Aufgaben ::
[A] Schreiben Sie aus dem Textauszug über das unverhoffte Elternsein den Abschnitt ab, der bei den Worten „Und plötzlich Eltern“ beginnt und nach den Worten „nach Düsseldorf kamen.“ endet.
[B] Nennen Sie sämtliche geografischen Eigennamen, die im Textauszug über das unverhoffte Elternsein vorkommen.
[C] Führen Sie den Textauszug über das unverhoffte Elternsein im Anschluss an seinen letzten Satz fort.

Textauszug ::
********

Und plötzlich Eltern
Und plötzlich saßen wir auf einem Elternabend in einem Gymnasium in Neukölln. Ich frühstückte nicht mehr alleine. Wir achteten darauf, dass er die Zähne putzte, nicht zu spät nach Hause kam und hatten häufig weitere Teenager zu Besuch. Wir halfen bei den Hausaufgaben und sorgten für Mathe-Nachhilfe und Klavierunterricht. Auf unserer Weihnachtsparty spielten Derek und sein anderer Gastvater Luc zusammen Klavier und Cello. Wir fuhren in die Berge, um ihm Schnee zu zeigen und nötigten ihn, mit uns Krokusse zu pflanzen, damit er die Blüte im Frühjahr anders erlebt. Wir erklärten ihm, warum er Kaninchen, die geschlachtet werden, Herr Bronski nach der Band Bronski Beat, aber nicht Frau Morgenstern nennen durfte. Wir lernten viel über Südafrika und später auch seine Eltern kennen, die zu einer Messe nach Düsseldorf kamen.

********

Vorliegende Angaben ::

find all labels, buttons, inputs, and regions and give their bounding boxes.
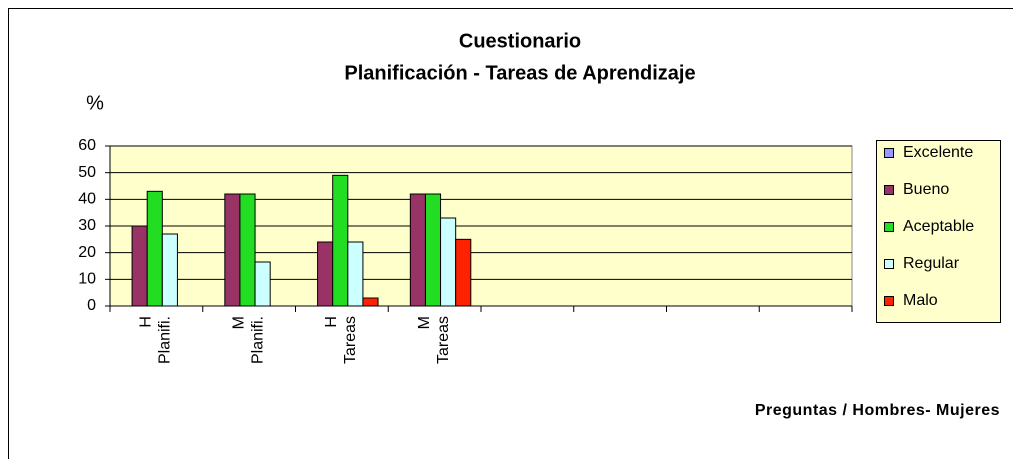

********

Lösungen ::
[A]
Und plötzlich Eltern
Und plötzlich saßen wir auf einem Elternabend in einem Gymnasium in Neukölln. Ich frühstückte nicht mehr alleine. Wir achteten darauf, dass er die Zähne putzte, nicht zu spät nach Hause kam und hatten häufig weitere Teenager zu Besuch. Wir halfen bei den Hausaufgaben und sorgten für Mathe-Nachhilfe und Klavierunterricht. Auf unserer Weihnachtsparty spielten Derek und sein anderer Gastvater Luc zusammen Klavier und Cello. Wir fuhren in die Berge, um ihm Schnee zu zeigen und nötigten ihn, mit uns Krokusse zu pflanzen, damit er die Blüte im Frühjahr anders erlebt. Wir erklärten ihm, warum er Kaninchen, die geschlachtet werden, Herr Bronski nach der Band Bronski Beat, aber nicht Frau Morgenstern nennen durfte. Wir lernten viel über Südafrika und später auch seine Eltern kennen, die zu einer Messe nach Düsseldorf kamen.

[B] Neukölln, Südafrika, Düsseldorf

[C]
Richtig ankommen
Es dauerte lange, bis er sich traute, auch mal schlechte Laune zu zeigen. Ab diesem Moment hatten wir das Gefühl, er ist wirklich angekommen. Für uns war es beeindruckend zu erleben, wie er sich veränderte und reifte und immer besser Deutsch konnte. Wir diskutierten über berufliche Möglichkeiten, über Freundschaft und Leben in Deutschland, Südafrika oder auch Frankreich, wo Luc ursprünglich her kommt. Dereks außergewöhnliche Persönlichkeit, eine Mischung aus Reife, Offenheit, positivem Ehrgeiz, Humor und Geduld, machten es sehr einfach für uns, Gastfamilie zu sein.
Abschließend...
... lässt sich das Jahr so zusammenfassen: Wir bekommen einen Austauschschüler, verstehen uns gut, er geht zur Schule und macht den mittleren Schulabschluss. Wir verreisen ein wenig zusammen. Er ist wieder weg und alle sind traurig – nur nicht die Hühner und Herr Bronski.